— Start —
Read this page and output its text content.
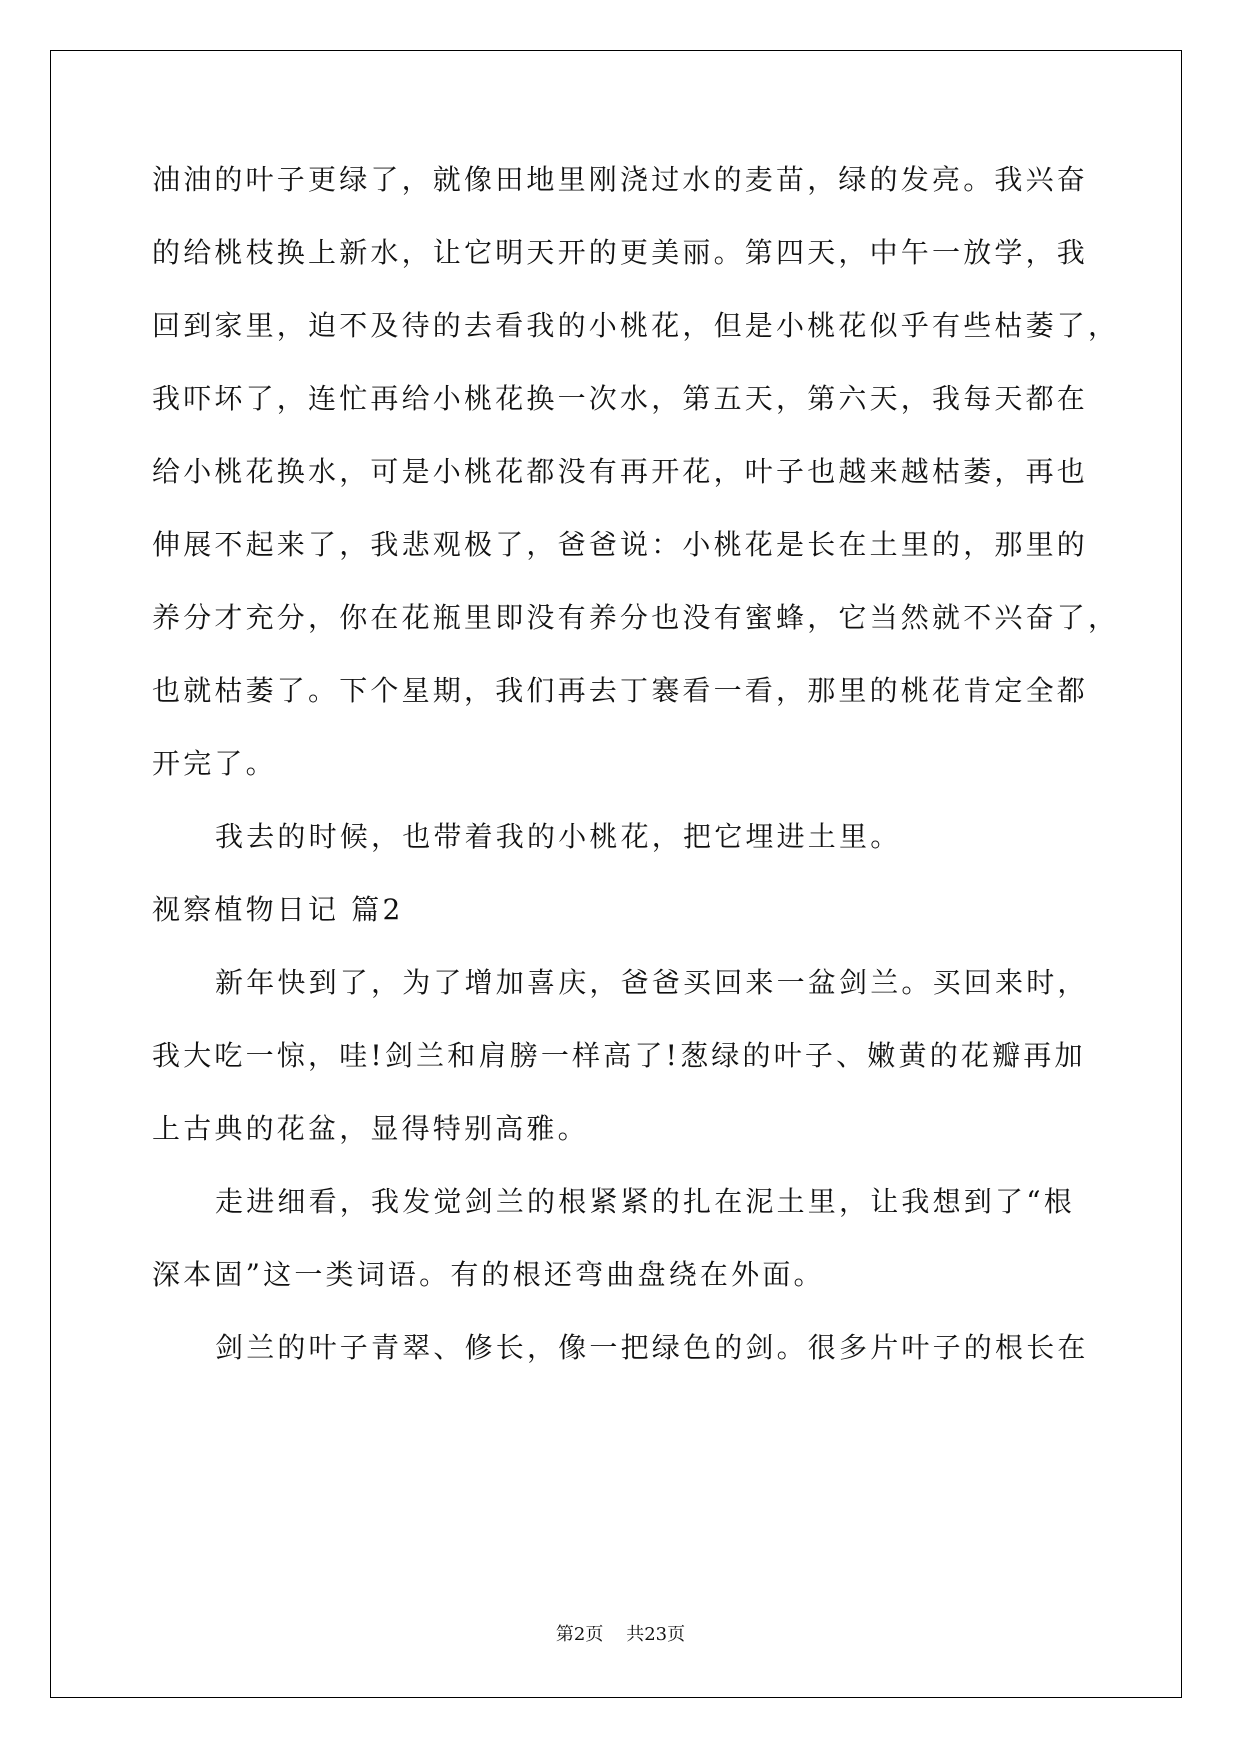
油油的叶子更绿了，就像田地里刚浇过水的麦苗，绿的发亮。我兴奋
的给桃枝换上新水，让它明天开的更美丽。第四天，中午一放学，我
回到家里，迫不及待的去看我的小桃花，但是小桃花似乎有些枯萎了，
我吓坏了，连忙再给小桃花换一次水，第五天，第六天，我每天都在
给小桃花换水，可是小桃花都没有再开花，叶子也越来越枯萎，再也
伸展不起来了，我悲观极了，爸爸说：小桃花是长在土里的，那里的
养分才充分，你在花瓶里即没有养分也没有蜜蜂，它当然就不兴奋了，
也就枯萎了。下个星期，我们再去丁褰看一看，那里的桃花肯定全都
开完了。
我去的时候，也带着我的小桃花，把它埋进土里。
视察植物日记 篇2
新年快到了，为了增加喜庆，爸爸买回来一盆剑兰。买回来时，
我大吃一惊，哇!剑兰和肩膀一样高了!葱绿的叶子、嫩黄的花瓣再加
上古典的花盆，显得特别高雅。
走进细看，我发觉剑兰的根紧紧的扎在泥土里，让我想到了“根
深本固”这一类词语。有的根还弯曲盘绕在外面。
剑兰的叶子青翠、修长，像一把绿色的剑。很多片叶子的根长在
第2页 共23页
— End —
# Aim of the exercise
The listing above must be printed again exactly, minus its pictures.

# Result
Read this page and output its text content.
油油的叶子更绿了，就像田地里刚浇过水的麦苗，绿的发亮。我兴奋
的给桃枝换上新水，让它明天开的更美丽。第四天，中午一放学，我
回到家里，迫不及待的去看我的小桃花，但是小桃花似乎有些枯萎了，
我吓坏了，连忙再给小桃花换一次水，第五天，第六天，我每天都在
给小桃花换水，可是小桃花都没有再开花，叶子也越来越枯萎，再也
伸展不起来了，我悲观极了，爸爸说：小桃花是长在土里的，那里的
养分才充分，你在花瓶里即没有养分也没有蜜蜂，它当然就不兴奋了，
也就枯萎了。下个星期，我们再去丁褰看一看，那里的桃花肯定全都
开完了。
我去的时候，也带着我的小桃花，把它埋进土里。
视察植物日记 篇2
新年快到了，为了增加喜庆，爸爸买回来一盆剑兰。买回来时，
我大吃一惊，哇!剑兰和肩膀一样高了!葱绿的叶子、嫩黄的花瓣再加
上古典的花盆，显得特别高雅。
走进细看，我发觉剑兰的根紧紧的扎在泥土里，让我想到了“根
深本固”这一类词语。有的根还弯曲盘绕在外面。
剑兰的叶子青翠、修长，像一把绿色的剑。很多片叶子的根长在
第2页 共23页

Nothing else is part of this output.